SHORT PROBLEM: Locate the string "this" in the listing below. Copy every line where it is found.

Figure content listings
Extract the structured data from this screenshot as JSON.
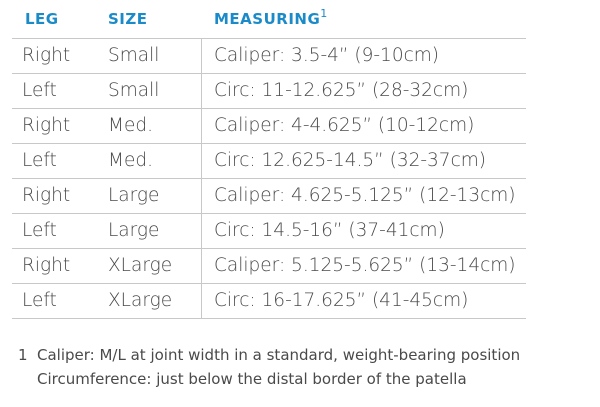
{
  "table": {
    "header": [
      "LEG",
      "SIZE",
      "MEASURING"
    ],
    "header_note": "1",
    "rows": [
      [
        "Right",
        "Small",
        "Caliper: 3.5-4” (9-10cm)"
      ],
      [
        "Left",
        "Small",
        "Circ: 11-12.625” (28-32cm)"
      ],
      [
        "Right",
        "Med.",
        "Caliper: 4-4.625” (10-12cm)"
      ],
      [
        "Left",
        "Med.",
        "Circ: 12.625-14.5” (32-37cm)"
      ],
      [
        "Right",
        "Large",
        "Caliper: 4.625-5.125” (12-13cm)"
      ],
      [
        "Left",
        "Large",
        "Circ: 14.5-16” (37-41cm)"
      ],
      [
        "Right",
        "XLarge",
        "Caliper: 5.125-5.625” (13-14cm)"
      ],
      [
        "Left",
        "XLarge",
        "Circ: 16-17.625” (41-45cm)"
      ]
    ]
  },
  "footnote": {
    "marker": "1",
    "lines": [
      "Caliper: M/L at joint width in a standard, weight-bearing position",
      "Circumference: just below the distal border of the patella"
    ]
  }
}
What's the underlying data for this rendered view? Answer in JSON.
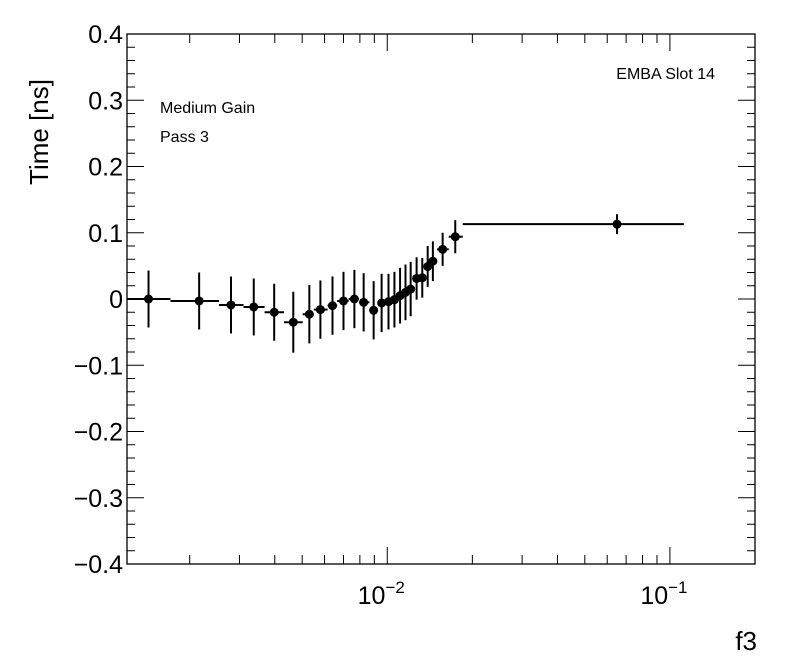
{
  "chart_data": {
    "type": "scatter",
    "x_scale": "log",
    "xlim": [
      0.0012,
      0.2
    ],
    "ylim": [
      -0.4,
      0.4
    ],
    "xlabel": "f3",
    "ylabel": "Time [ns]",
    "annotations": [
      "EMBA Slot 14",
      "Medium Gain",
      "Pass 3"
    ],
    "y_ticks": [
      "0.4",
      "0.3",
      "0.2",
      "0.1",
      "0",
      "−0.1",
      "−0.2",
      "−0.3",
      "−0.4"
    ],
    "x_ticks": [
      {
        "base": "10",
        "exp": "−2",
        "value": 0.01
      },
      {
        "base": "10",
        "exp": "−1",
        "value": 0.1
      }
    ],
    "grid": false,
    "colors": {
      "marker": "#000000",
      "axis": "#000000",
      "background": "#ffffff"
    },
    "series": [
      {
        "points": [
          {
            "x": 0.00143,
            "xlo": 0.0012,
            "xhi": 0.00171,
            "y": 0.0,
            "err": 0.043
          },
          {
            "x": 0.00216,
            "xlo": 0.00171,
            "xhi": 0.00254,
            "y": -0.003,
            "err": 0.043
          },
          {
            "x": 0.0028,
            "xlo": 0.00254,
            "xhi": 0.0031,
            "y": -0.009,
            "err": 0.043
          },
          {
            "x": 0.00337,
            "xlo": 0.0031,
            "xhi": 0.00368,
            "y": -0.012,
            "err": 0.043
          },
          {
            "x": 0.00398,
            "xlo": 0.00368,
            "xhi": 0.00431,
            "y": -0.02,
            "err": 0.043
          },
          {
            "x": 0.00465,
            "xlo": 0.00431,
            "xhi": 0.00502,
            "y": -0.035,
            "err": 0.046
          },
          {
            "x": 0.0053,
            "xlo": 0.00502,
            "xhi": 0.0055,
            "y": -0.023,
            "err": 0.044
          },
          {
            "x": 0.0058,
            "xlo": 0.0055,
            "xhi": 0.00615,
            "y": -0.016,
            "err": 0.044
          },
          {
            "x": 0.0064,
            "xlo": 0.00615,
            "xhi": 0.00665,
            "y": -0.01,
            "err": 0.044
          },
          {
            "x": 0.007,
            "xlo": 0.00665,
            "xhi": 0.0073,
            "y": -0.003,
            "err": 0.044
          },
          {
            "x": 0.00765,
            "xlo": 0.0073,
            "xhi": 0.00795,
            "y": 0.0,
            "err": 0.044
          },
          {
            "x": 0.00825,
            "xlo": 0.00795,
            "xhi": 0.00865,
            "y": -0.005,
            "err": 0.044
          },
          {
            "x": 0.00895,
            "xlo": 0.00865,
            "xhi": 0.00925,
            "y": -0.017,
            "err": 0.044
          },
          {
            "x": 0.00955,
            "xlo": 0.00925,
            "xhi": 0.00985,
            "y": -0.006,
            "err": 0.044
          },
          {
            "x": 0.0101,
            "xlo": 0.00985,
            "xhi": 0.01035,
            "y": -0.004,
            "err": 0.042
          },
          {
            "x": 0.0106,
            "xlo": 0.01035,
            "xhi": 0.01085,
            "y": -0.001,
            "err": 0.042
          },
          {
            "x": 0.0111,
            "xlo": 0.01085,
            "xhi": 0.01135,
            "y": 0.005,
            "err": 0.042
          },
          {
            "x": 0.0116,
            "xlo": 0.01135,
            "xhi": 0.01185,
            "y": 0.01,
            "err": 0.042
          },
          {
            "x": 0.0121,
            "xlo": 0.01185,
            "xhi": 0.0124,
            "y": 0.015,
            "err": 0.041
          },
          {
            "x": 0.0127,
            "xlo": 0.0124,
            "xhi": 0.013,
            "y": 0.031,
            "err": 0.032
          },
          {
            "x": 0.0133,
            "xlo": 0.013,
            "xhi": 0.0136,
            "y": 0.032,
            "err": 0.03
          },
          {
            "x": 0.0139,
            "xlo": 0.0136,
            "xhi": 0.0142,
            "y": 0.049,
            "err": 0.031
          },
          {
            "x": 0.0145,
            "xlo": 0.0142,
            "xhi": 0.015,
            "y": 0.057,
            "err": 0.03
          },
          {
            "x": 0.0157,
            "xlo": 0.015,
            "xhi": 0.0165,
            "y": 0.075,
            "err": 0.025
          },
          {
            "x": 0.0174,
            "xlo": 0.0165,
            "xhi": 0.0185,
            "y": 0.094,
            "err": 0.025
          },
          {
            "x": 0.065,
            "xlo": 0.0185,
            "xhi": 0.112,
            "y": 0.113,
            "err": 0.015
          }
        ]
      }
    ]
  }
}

FULL SOLUTION:
Extract the structured data from this screenshot as JSON.
What's the underlying data for this rendered view? Answer in JSON.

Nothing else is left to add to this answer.